▶ **JOB**: Write the data out again exactly, with no pictures.

▶ **DATA LISTING**:
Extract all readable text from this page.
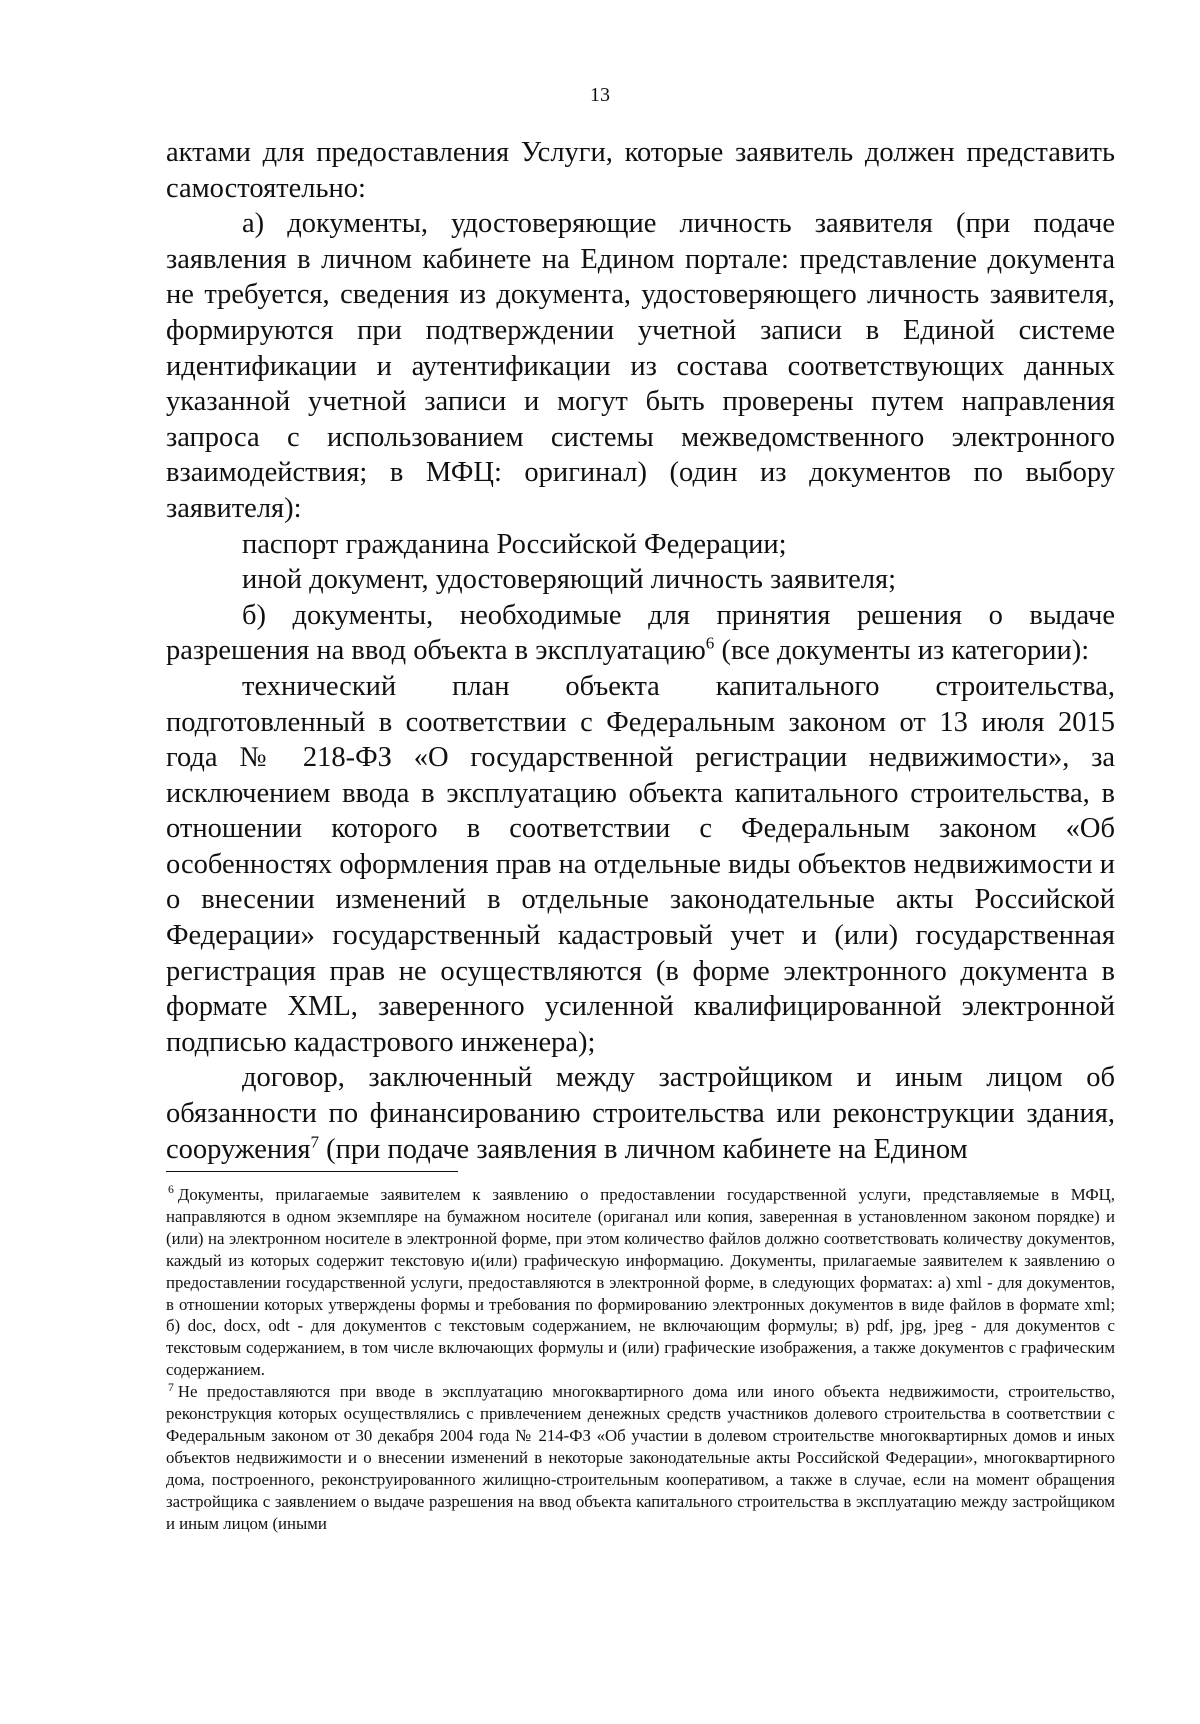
13

актами для предоставления Услуги, которые заявитель должен представить самостоятельно:

а) документы, удостоверяющие личность заявителя (при подаче заявления в личном кабинете на Едином портале: представление документа не требуется, сведения из документа, удостоверяющего личность заявителя, формируются при подтверждении учетной записи в Единой системе идентификации и аутентификации из состава соответствующих данных указанной учетной записи и могут быть проверены путем направления запроса с использованием системы межведомственного электронного взаимодействия; в МФЦ: оригинал) (один из документов по выбору заявителя):

паспорт гражданина Российской Федерации;

иной документ, удостоверяющий личность заявителя;

б) документы, необходимые для принятия решения о выдаче разрешения на ввод объекта в эксплуатацию$^6$ (все документы из категории):

технический план объекта капитального строительства, подготовленный в соответствии с Федеральным законом от 13 июля 2015 года № 218-ФЗ «О государственной регистрации недвижимости», за исключением ввода в эксплуатацию объекта капитального строительства, в отношении которого в соответствии с Федеральным законом «Об особенностях оформления прав на отдельные виды объектов недвижимости и о внесении изменений в отдельные законодательные акты Российской Федерации» государственный кадастровый учет и (или) государственная регистрация прав не осуществляются (в форме электронного документа в формате XML, заверенного усиленной квалифицированной электронной подписью кадастрового инженера);

договор, заключенный между застройщиком и иным лицом об обязанности по финансированию строительства или реконструкции здания, сооружения$^7$ (при подаче заявления в личном кабинете на Едином

$^6$ Документы, прилагаемые заявителем к заявлению о предоставлении государственной услуги, представляемые в МФЦ, направляются в одном экземпляре на бумажном носителе (ориганал или копия, заверенная в установленном законом порядке) и (или) на электронном носителе в электронной форме, при этом количество файлов должно соответствовать количеству документов, каждый из которых содержит текстовую и(или) графическую информацию. Документы, прилагаемые заявителем к заявлению о предоставлении государственной услуги, предоставляются в электронной форме, в следующих форматах: а) xml - для документов, в отношении которых утверждены формы и требования по формированию электронных документов в виде файлов в формате xml; б) doc, docx, odt - для документов с текстовым содержанием, не включающим формулы; в) pdf, jpg, jpeg - для документов с текстовым содержанием, в том числе включающих формулы и (или) графические изображения, а также документов с графическим содержанием.

$^7$ Не предоставляются при вводе в эксплуатацию многоквартирного дома или иного объекта недвижимости, строительство, реконструкция которых осуществлялись с привлечением денежных средств участников долевого строительства в соответствии с Федеральным законом от 30 декабря 2004 года № 214-ФЗ «Об участии в долевом строительстве многоквартирных домов и иных объектов недвижимости и о внесении изменений в некоторые законодательные акты Российской Федерации», многоквартирного дома, построенного, реконструированного жилищно-строительным кооперативом, а также в случае, если на момент обращения застройщика с заявлением о выдаче разрешения на ввод объекта капитального строительства в эксплуатацию между застройщиком и иным лицом (иными
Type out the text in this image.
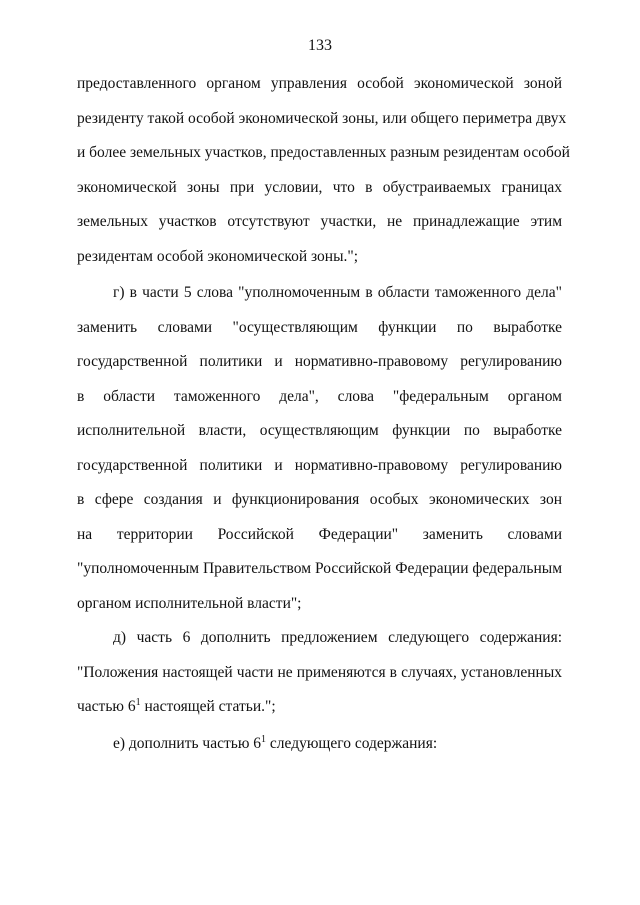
133
предоставленного органом управления особой экономической зоной
резиденту такой особой экономической зоны, или общего периметра двух
и более земельных участков, предоставленных разным резидентам особой
экономической зоны при условии, что в обустраиваемых границах
земельных участков отсутствуют участки, не принадлежащие этим
резидентам особой экономической зоны.";
г) в части 5 слова "уполномоченным в области таможенного дела"
заменить словами "осуществляющим функции по выработке
государственной политики и нормативно-правовому регулированию
в области таможенного дела", слова "федеральным органом
исполнительной власти, осуществляющим функции по выработке
государственной политики и нормативно-правовому регулированию
в сфере создания и функционирования особых экономических зон
на территории Российской Федерации" заменить словами
"уполномоченным Правительством Российской Федерации федеральным
органом исполнительной власти";
д) часть 6 дополнить предложением следующего содержания:
"Положения настоящей части не применяются в случаях, установленных
частью $6^1$ настоящей статьи.";
е) дополнить частью $6^1$ следующего содержания:
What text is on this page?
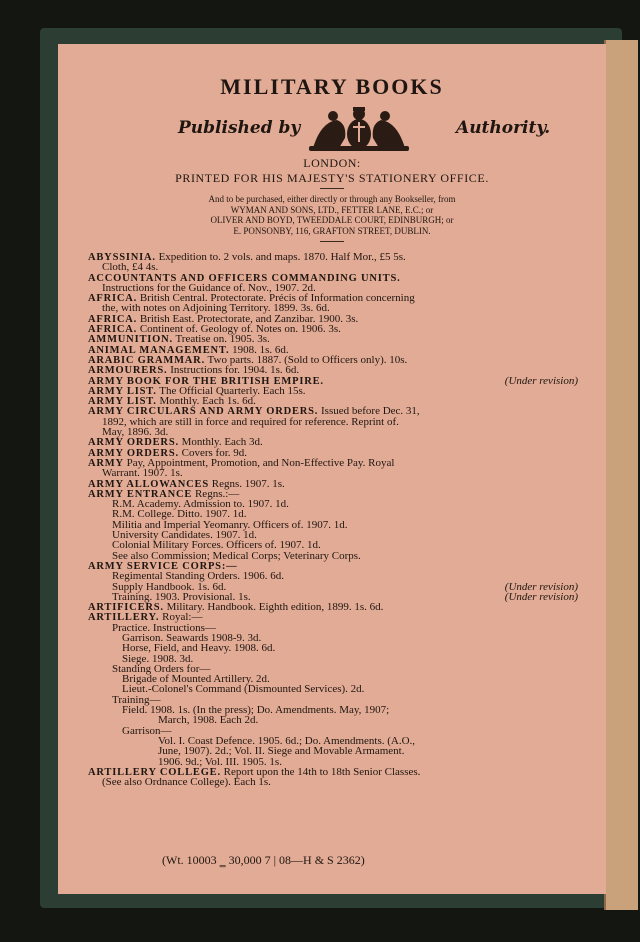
MILITARY BOOKS
Published by	Authority.
LONDON:
PRINTED FOR HIS MAJESTY'S STATIONERY OFFICE.
And to be purchased, either directly or through any Bookseller, from
WYMAN AND SONS, LTD., FETTER LANE, E.C.; or
OLIVER AND BOYD, TWEEDDALE COURT, EDINBURGH; or
E. PONSONBY, 116, GRAFTON STREET, DUBLIN.
(Wt. 10003 ‗ 30,000 7 | 08—H & S 2362)
ABYSSINIA. Expedition to. 2 vols. and maps. 1870. Half Mor., £5 5s.
Cloth, £4 4s.
ACCOUNTANTS AND OFFICERS COMMANDING UNITS.
Instructions for the Guidance of. Nov., 1907. 2d.
AFRICA. British Central. Protectorate. Précis of Information concerning
the, with notes on Adjoining Territory. 1899. 3s. 6d.
AFRICA. British East. Protectorate, and Zanzibar. 1900. 3s.
AFRICA. Continent of. Geology of. Notes on. 1906. 3s.
AMMUNITION. Treatise on. 1905. 3s.
ANIMAL MANAGEMENT. 1908. 1s. 6d.
ARABIC GRAMMAR. Two parts. 1887. (Sold to Officers only). 10s.
ARMOURERS. Instructions for. 1904. 1s. 6d.
ARMY BOOK FOR THE BRITISH EMPIRE.	(Under revision)
ARMY LIST. The Official Quarterly. Each 15s.
ARMY LIST. Monthly. Each 1s. 6d.
ARMY CIRCULARS AND ARMY ORDERS. Issued before Dec. 31,
1892, which are still in force and required for reference. Reprint of.
May, 1896. 3d.
ARMY ORDERS. Monthly. Each 3d.
ARMY ORDERS. Covers for. 9d.
ARMY Pay, Appointment, Promotion, and Non-Effective Pay. Royal
Warrant. 1907. 1s.
ARMY ALLOWANCES Regns. 1907. 1s.
ARMY ENTRANCE Regns.:—
R.M. Academy. Admission to. 1907. 1d.
R.M. College. Ditto. 1907. 1d.
Militia and Imperial Yeomanry. Officers of. 1907. 1d.
University Candidates. 1907. 1d.
Colonial Military Forces. Officers of. 1907. 1d.
See also Commission; Medical Corps; Veterinary Corps.
ARMY SERVICE CORPS:—
Regimental Standing Orders. 1906. 6d.
Supply Handbook. 1s. 6d.	(Under revision)
Training. 1903. Provisional. 1s.	(Under revision)
ARTIFICERS. Military. Handbook. Eighth edition, 1899. 1s. 6d.
ARTILLERY. Royal:—
Practice. Instructions—
Garrison. Seawards 1908-9. 3d.
Horse, Field, and Heavy. 1908. 6d.
Siege. 1908. 3d.
Standing Orders for—
Brigade of Mounted Artillery. 2d.
Lieut.-Colonel's Command (Dismounted Services). 2d.
Training—
Field. 1908. 1s. (In the press); Do. Amendments. May, 1907;
March, 1908. Each 2d.
Garrison—
Vol. I. Coast Defence. 1905. 6d.; Do. Amendments. (A.O.,
June, 1907). 2d.; Vol. II. Siege and Movable Armament.
1906. 9d.; Vol. III. 1905. 1s.
ARTILLERY COLLEGE. Report upon the 14th to 18th Senior Classes.
(See also Ordnance College). Each 1s.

▶ **EXERCISE RESULT**:
Extract all readable text from this page.
13

актами для предоставления Услуги, которые заявитель должен представить самостоятельно:

а) документы, удостоверяющие личность заявителя (при подаче заявления в личном кабинете на Едином портале: представление документа не требуется, сведения из документа, удостоверяющего личность заявителя, формируются при подтверждении учетной записи в Единой системе идентификации и аутентификации из состава соответствующих данных указанной учетной записи и могут быть проверены путем направления запроса с использованием системы межведомственного электронного взаимодействия; в МФЦ: оригинал) (один из документов по выбору заявителя):

паспорт гражданина Российской Федерации;

иной документ, удостоверяющий личность заявителя;

б) документы, необходимые для принятия решения о выдаче разрешения на ввод объекта в эксплуатацию$^6$ (все документы из категории):

технический план объекта капитального строительства, подготовленный в соответствии с Федеральным законом от 13 июля 2015 года № 218-ФЗ «О государственной регистрации недвижимости», за исключением ввода в эксплуатацию объекта капитального строительства, в отношении которого в соответствии с Федеральным законом «Об особенностях оформления прав на отдельные виды объектов недвижимости и о внесении изменений в отдельные законодательные акты Российской Федерации» государственный кадастровый учет и (или) государственная регистрация прав не осуществляются (в форме электронного документа в формате XML, заверенного усиленной квалифицированной электронной подписью кадастрового инженера);

договор, заключенный между застройщиком и иным лицом об обязанности по финансированию строительства или реконструкции здания, сооружения$^7$ (при подаче заявления в личном кабинете на Едином

$^6$ Документы, прилагаемые заявителем к заявлению о предоставлении государственной услуги, представляемые в МФЦ, направляются в одном экземпляре на бумажном носителе (ориганал или копия, заверенная в установленном законом порядке) и (или) на электронном носителе в электронной форме, при этом количество файлов должно соответствовать количеству документов, каждый из которых содержит текстовую и(или) графическую информацию. Документы, прилагаемые заявителем к заявлению о предоставлении государственной услуги, предоставляются в электронной форме, в следующих форматах: а) xml - для документов, в отношении которых утверждены формы и требования по формированию электронных документов в виде файлов в формате xml; б) doc, docx, odt - для документов с текстовым содержанием, не включающим формулы; в) pdf, jpg, jpeg - для документов с текстовым содержанием, в том числе включающих формулы и (или) графические изображения, а также документов с графическим содержанием.

$^7$ Не предоставляются при вводе в эксплуатацию многоквартирного дома или иного объекта недвижимости, строительство, реконструкция которых осуществлялись с привлечением денежных средств участников долевого строительства в соответствии с Федеральным законом от 30 декабря 2004 года № 214-ФЗ «Об участии в долевом строительстве многоквартирных домов и иных объектов недвижимости и о внесении изменений в некоторые законодательные акты Российской Федерации», многоквартирного дома, построенного, реконструированного жилищно-строительным кооперативом, а также в случае, если на момент обращения застройщика с заявлением о выдаче разрешения на ввод объекта капитального строительства в эксплуатацию между застройщиком и иным лицом (иными
Type out the text in this image.
133
предоставленного органом управления особой экономической зоной
резиденту такой особой экономической зоны, или общего периметра двух
и более земельных участков, предоставленных разным резидентам особой
экономической зоны при условии, что в обустраиваемых границах
земельных участков отсутствуют участки, не принадлежащие этим
резидентам особой экономической зоны.";
г) в части 5 слова "уполномоченным в области таможенного дела"
заменить словами "осуществляющим функции по выработке
государственной политики и нормативно-правовому регулированию
в области таможенного дела", слова "федеральным органом
исполнительной власти, осуществляющим функции по выработке
государственной политики и нормативно-правовому регулированию
в сфере создания и функционирования особых экономических зон
на территории Российской Федерации" заменить словами
"уполномоченным Правительством Российской Федерации федеральным
органом исполнительной власти";
д) часть 6 дополнить предложением следующего содержания:
"Положения настоящей части не применяются в случаях, установленных
частью $6^1$ настоящей статьи.";
е) дополнить частью $6^1$ следующего содержания:
What text is on this page?
MILITARY BOOKS
Published by	Authority.
LONDON:
PRINTED FOR HIS MAJESTY'S STATIONERY OFFICE.
And to be purchased, either directly or through any Bookseller, from
WYMAN AND SONS, LTD., FETTER LANE, E.C.; or
OLIVER AND BOYD, TWEEDDALE COURT, EDINBURGH; or
E. PONSONBY, 116, GRAFTON STREET, DUBLIN.
(Wt. 10003 ‗ 30,000 7 | 08—H & S 2362)
ABYSSINIA. Expedition to. 2 vols. and maps. 1870. Half Mor., £5 5s.
Cloth, £4 4s.
ACCOUNTANTS AND OFFICERS COMMANDING UNITS.
Instructions for the Guidance of. Nov., 1907. 2d.
AFRICA. British Central. Protectorate. Précis of Information concerning
the, with notes on Adjoining Territory. 1899. 3s. 6d.
AFRICA. British East. Protectorate, and Zanzibar. 1900. 3s.
AFRICA. Continent of. Geology of. Notes on. 1906. 3s.
AMMUNITION. Treatise on. 1905. 3s.
ANIMAL MANAGEMENT. 1908. 1s. 6d.
ARABIC GRAMMAR. Two parts. 1887. (Sold to Officers only). 10s.
ARMOURERS. Instructions for. 1904. 1s. 6d.
ARMY BOOK FOR THE BRITISH EMPIRE.	(Under revision)
ARMY LIST. The Official Quarterly. Each 15s.
ARMY LIST. Monthly. Each 1s. 6d.
ARMY CIRCULARS AND ARMY ORDERS. Issued before Dec. 31,
1892, which are still in force and required for reference. Reprint of.
May, 1896. 3d.
ARMY ORDERS. Monthly. Each 3d.
ARMY ORDERS. Covers for. 9d.
ARMY Pay, Appointment, Promotion, and Non-Effective Pay. Royal
Warrant. 1907. 1s.
ARMY ALLOWANCES Regns. 1907. 1s.
ARMY ENTRANCE Regns.:—
R.M. Academy. Admission to. 1907. 1d.
R.M. College. Ditto. 1907. 1d.
Militia and Imperial Yeomanry. Officers of. 1907. 1d.
University Candidates. 1907. 1d.
Colonial Military Forces. Officers of. 1907. 1d.
See also Commission; Medical Corps; Veterinary Corps.
ARMY SERVICE CORPS:—
Regimental Standing Orders. 1906. 6d.
Supply Handbook. 1s. 6d.	(Under revision)
Training. 1903. Provisional. 1s.	(Under revision)
ARTIFICERS. Military. Handbook. Eighth edition, 1899. 1s. 6d.
ARTILLERY. Royal:—
Practice. Instructions—
Garrison. Seawards 1908-9. 3d.
Horse, Field, and Heavy. 1908. 6d.
Siege. 1908. 3d.
Standing Orders for—
Brigade of Mounted Artillery. 2d.
Lieut.-Colonel's Command (Dismounted Services). 2d.
Training—
Field. 1908. 1s. (In the press); Do. Amendments. May, 1907;
March, 1908. Each 2d.
Garrison—
Vol. I. Coast Defence. 1905. 6d.; Do. Amendments. (A.O.,
June, 1907). 2d.; Vol. II. Siege and Movable Armament.
1906. 9d.; Vol. III. 1905. 1s.
ARTILLERY COLLEGE. Report upon the 14th to 18th Senior Classes.
(See also Ordnance College). Each 1s.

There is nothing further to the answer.